%%
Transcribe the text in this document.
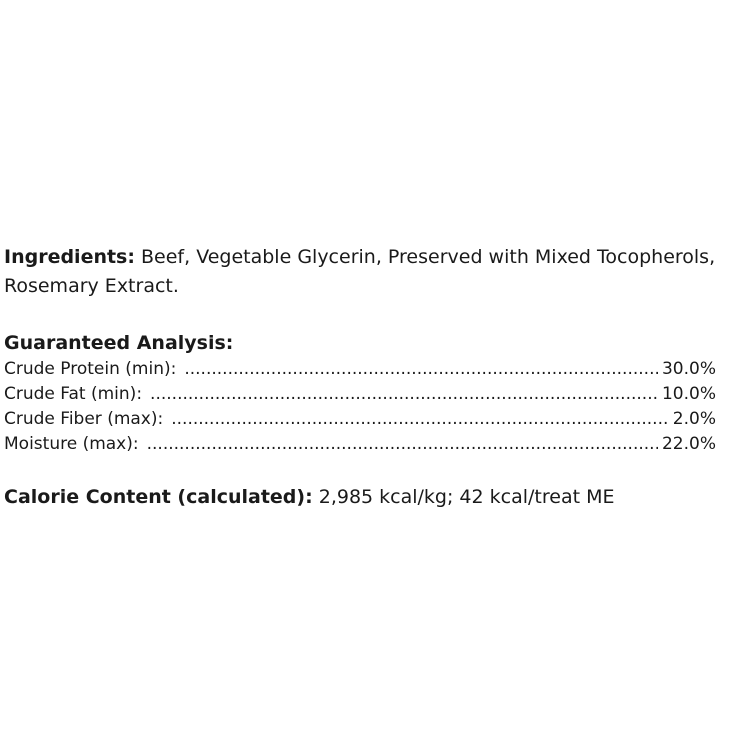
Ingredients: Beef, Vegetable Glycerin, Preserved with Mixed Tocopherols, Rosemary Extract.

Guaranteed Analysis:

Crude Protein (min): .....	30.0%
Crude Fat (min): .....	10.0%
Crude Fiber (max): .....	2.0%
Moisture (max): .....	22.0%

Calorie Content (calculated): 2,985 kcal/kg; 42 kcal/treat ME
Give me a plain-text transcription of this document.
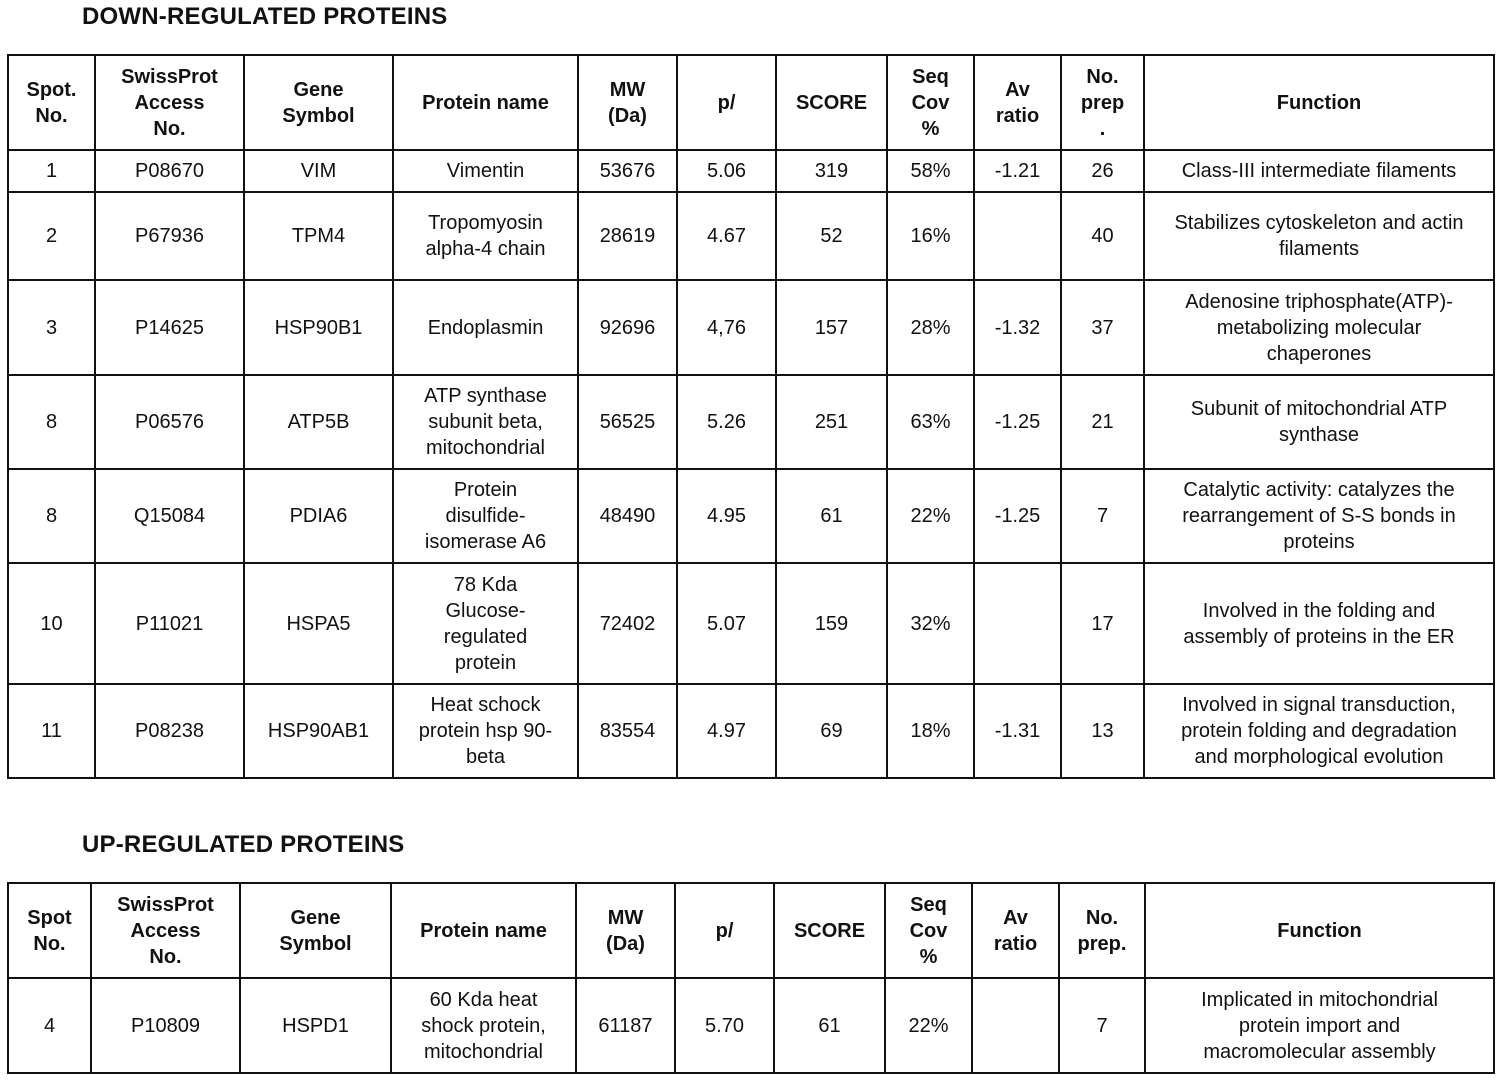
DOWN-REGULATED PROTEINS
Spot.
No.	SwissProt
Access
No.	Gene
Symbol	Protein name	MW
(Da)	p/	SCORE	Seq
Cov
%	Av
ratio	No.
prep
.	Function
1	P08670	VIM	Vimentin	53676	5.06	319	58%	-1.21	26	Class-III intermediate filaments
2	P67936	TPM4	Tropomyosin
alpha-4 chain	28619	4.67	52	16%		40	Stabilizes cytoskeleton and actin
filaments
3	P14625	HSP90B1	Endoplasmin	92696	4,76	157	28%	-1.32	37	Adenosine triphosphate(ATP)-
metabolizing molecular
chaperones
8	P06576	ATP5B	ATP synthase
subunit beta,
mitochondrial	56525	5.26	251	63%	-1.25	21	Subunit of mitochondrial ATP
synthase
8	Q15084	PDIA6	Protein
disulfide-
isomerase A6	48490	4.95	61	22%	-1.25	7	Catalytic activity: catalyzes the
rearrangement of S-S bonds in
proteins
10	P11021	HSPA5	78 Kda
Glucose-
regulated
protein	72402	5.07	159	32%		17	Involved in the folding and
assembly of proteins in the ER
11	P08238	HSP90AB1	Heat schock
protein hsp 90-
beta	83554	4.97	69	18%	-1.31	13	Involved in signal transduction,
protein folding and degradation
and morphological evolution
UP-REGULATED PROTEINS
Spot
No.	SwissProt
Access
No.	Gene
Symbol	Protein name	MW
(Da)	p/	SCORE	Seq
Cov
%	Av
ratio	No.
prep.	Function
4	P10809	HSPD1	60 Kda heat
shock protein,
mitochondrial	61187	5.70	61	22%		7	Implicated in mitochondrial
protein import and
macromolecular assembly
%%
Work item – Repeat the entries word for word and skip the pictures.

Exercise response –
Transcribe the text in this document.
Ingredients: Beef, Vegetable Glycerin, Preserved with Mixed Tocopherols, Rosemary Extract.

Guaranteed Analysis:

Crude Protein (min): .....	30.0%
Crude Fat (min): .....	10.0%
Crude Fiber (max): .....	2.0%
Moisture (max): .....	22.0%

Calorie Content (calculated): 2,985 kcal/kg; 42 kcal/treat ME
Give me a plain-text transcription of this document.
DOWN-REGULATED PROTEINS
Spot.
No.	SwissProt
Access
No.	Gene
Symbol	Protein name	MW
(Da)	p/	SCORE	Seq
Cov
%	Av
ratio	No.
prep
.	Function
1	P08670	VIM	Vimentin	53676	5.06	319	58%	-1.21	26	Class-III intermediate filaments
2	P67936	TPM4	Tropomyosin
alpha-4 chain	28619	4.67	52	16%		40	Stabilizes cytoskeleton and actin
filaments
3	P14625	HSP90B1	Endoplasmin	92696	4,76	157	28%	-1.32	37	Adenosine triphosphate(ATP)-
metabolizing molecular
chaperones
8	P06576	ATP5B	ATP synthase
subunit beta,
mitochondrial	56525	5.26	251	63%	-1.25	21	Subunit of mitochondrial ATP
synthase
8	Q15084	PDIA6	Protein
disulfide-
isomerase A6	48490	4.95	61	22%	-1.25	7	Catalytic activity: catalyzes the
rearrangement of S-S bonds in
proteins
10	P11021	HSPA5	78 Kda
Glucose-
regulated
protein	72402	5.07	159	32%		17	Involved in the folding and
assembly of proteins in the ER
11	P08238	HSP90AB1	Heat schock
protein hsp 90-
beta	83554	4.97	69	18%	-1.31	13	Involved in signal transduction,
protein folding and degradation
and morphological evolution
UP-REGULATED PROTEINS
Spot
No.	SwissProt
Access
No.	Gene
Symbol	Protein name	MW
(Da)	p/	SCORE	Seq
Cov
%	Av
ratio	No.
prep.	Function
4	P10809	HSPD1	60 Kda heat
shock protein,
mitochondrial	61187	5.70	61	22%		7	Implicated in mitochondrial
protein import and
macromolecular assembly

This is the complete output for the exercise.